>> START Record extracts
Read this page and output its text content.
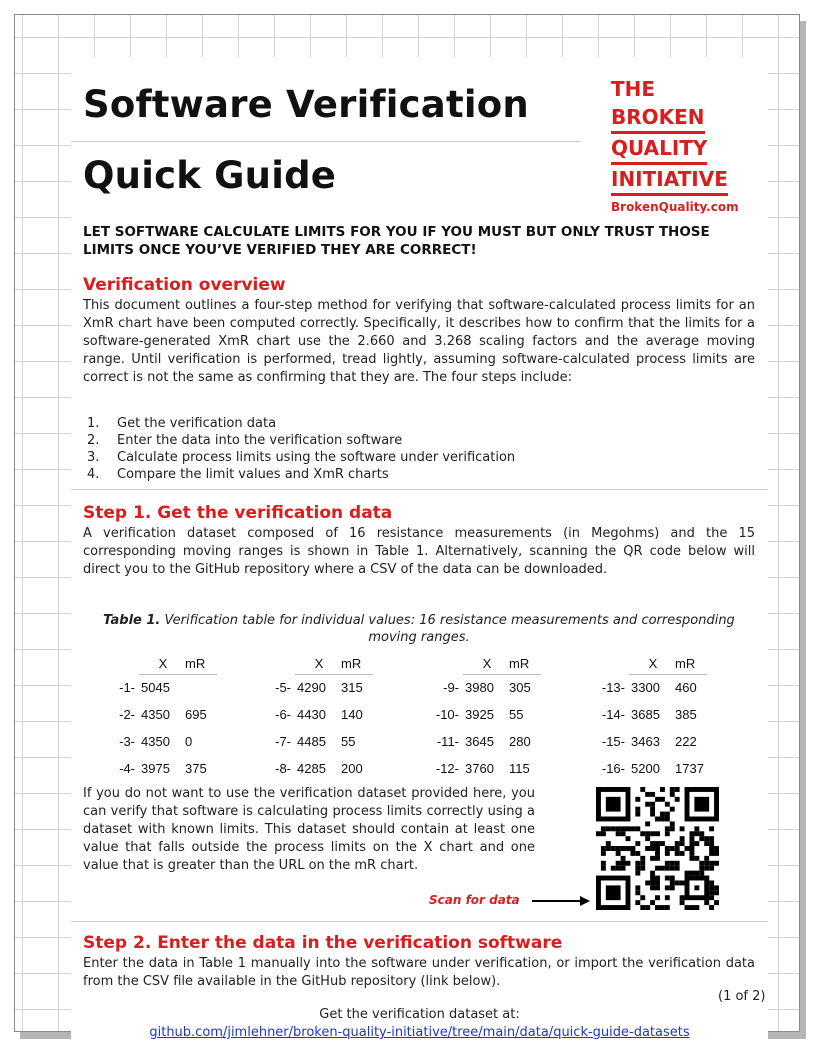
Software Verification
Quick Guide
THE
BROKEN
QUALITY
INITIATIVE
BrokenQuality.com
LET SOFTWARE CALCULATE LIMITS FOR YOU IF YOU MUST BUT ONLY TRUST THOSE LIMITS ONCE YOU’VE VERIFIED THEY ARE CORRECT!
Verification overview

This document outlines a four-step method for verifying that software-calculated process limits for an XmR chart have been computed correctly. Specifically, it describes how to confirm that the limits for a software-generated XmR chart use the 2.660 and 3.268 scaling factors and the average moving range. Until verification is performed, tread lightly, assuming software-calculated process limits are correct is not the same as confirming that they are. The four steps include:

1.	Get the verification data
2.	Enter the data into the verification software
3.	Calculate process limits using the software under verification
4.	Compare the limit values and XmR charts
Step 1. Get the verification data

A verification dataset composed of 16 resistance measurements (in Megohms) and the 15 corresponding moving ranges is shown in Table 1. Alternatively, scanning the QR code below will direct you to the GitHub repository where a CSV of the data can be downloaded.

Table 1. Verification table for individual values: 16 resistance measurements and corresponding moving ranges.
X	mR
-1- 5045
-2- 4350	695
-3- 4350	0
-4- 3975	375
X	mR
-5- 4290	315
-6- 4430	140
-7- 4485	55
-8- 4285	200
X	mR
-9- 3980	305
-10- 3925	55
-11- 3645	280
-12- 3760	115
X	mR
-13- 3300	460
-14- 3685	385
-15- 3463	222
-16- 5200	1737

If you do not want to use the verification dataset provided here, you can verify that software is calculating process limits correctly using a dataset with known limits. This dataset should contain at least one value that falls outside the process limits on the X chart and one value that is greater than the URL on the mR chart.

Scan for data
Step 2. Enter the data in the verification software

Enter the data in Table 1 manually into the software under verification, or import the verification data from the CSV file available in the GitHub repository (link below).

(1 of 2)
Get the verification dataset at:
github.com/jimlehner/broken-quality-initiative/tree/main/data/quick-guide-datasets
>> END Record extracts
Copy down every line of the material above that includes the string "Enter".

2.	Enter the data into the verification software
Step 2. Enter the data in the verification software
Enter the data in Table 1 manually into the software under verification, or import the verification data from the CSV file available in the GitHub repository (link below).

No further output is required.